Text segment ▸
▼
@Cacheable works through an AOP proxy, so when one method of a bean calls another @Cacheable method on this, the call never leaves the object — it bypasses the proxy and the cache annotation does nothing. It's the exact same failure mode as @Transactional, for the exact same reason.
Why it breaks
Spring doesn't modify your class bytecode. It wraps your bean in a proxy (CGLIB subclass or JDK dynamic proxy) and injects the proxy wherever the bean is autowired. The caching logic — key computation, cache lookup, store — lives in the proxy's method interception, not in your method body.
A call from outside goes caller -> proxy -> your method, so the proxy runs. But an internal call uses the implicit this reference, which points at the raw, unwrapped instance, not the proxy. So caller -> proxy -> methodA -> this.methodB() skips the proxy on the second hop, and methodB's @Cacheable is silently ignored.
@Service
class BookService {
public Book report(long id) {
return findById(id); // self-call: NOT cached
}
@Cacheable("books")
public Book findById(long id) { /* expensive */ }
}
report runs the expensive lookup every time, even though findById is annotated.
Fixes
1. Split into two beans (preferred). Move the cached method to a separate bean and inject it; now the call crosses a proxy boundary.
@Service class BookFacade {
private final BookLookup lookup; // injected proxy
public Book report(long id) { return lookup.findById(id); }
}
2. Self-injection. Inject the bean into itself and call through the proxy reference:
@Autowired private BookService self;
public Book report(long id) { return self.findById(id); }
3. AopContext.currentProxy(). Requires @EnableCaching(exposeProxy = true), then ((BookService) AopContext.currentProxy()).findById(id). Works but couples code to Spring AOP — least clean.
▲
Input data ▸
▼
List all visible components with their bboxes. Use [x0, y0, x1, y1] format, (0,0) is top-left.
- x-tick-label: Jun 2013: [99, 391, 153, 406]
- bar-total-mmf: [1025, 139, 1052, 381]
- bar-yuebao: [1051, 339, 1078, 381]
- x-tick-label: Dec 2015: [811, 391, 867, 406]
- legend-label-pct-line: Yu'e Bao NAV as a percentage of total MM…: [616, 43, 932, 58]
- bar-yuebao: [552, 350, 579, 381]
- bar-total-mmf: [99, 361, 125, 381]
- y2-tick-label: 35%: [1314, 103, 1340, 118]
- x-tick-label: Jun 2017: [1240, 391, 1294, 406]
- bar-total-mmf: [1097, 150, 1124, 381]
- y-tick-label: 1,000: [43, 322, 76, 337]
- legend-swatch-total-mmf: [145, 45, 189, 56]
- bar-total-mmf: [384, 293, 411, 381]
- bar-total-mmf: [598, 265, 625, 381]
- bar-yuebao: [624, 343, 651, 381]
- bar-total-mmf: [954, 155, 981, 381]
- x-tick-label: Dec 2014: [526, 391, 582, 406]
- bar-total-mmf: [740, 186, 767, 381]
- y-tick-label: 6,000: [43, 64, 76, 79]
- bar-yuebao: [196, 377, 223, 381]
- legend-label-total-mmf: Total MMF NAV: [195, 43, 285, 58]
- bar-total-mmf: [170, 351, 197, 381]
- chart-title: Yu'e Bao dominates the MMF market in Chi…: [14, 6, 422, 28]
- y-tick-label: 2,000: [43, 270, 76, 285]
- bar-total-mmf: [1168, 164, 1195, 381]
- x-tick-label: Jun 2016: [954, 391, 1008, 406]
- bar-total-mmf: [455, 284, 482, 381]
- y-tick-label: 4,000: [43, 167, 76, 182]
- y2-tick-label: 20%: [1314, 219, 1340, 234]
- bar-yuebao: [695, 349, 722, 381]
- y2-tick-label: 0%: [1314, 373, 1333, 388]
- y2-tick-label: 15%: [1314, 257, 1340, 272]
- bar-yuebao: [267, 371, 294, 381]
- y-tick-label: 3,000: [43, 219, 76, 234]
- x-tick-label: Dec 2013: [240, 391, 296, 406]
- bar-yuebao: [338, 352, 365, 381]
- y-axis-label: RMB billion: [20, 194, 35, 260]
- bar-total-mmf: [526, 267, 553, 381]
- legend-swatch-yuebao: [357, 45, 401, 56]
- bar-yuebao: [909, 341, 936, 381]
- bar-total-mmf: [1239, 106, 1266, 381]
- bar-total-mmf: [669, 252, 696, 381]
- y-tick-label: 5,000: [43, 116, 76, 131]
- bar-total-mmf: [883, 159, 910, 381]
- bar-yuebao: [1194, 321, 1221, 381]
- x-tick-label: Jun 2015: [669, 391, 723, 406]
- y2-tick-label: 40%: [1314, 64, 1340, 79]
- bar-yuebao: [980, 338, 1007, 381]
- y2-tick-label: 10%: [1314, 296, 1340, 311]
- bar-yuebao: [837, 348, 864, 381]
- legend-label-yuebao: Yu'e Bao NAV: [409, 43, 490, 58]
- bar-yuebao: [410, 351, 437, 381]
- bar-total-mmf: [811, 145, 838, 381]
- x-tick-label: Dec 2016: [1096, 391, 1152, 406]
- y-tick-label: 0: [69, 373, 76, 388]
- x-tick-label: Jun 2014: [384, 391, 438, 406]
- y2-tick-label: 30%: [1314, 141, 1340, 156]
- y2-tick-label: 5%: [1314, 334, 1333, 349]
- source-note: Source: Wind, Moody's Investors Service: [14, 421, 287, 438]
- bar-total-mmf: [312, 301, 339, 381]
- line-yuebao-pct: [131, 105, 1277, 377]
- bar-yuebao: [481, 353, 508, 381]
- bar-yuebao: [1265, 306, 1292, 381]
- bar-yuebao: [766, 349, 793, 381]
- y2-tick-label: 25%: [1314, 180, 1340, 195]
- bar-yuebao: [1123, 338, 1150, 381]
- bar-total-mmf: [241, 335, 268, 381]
▲
Work required ▸ Reproduce the Spring caching text word for word, starting with "A call from" and going on through "is silently ignored.". The entries are separate material.

Problem solution ▸
A call from outside goes caller -> proxy -> your method, so the proxy runs. But an internal call uses the implicit this reference, which points at the raw, unwrapped instance, not the proxy. So caller -> proxy -> methodA -> this.methodB() skips the proxy on the second hop, and methodB's @Cacheable is silently ignored.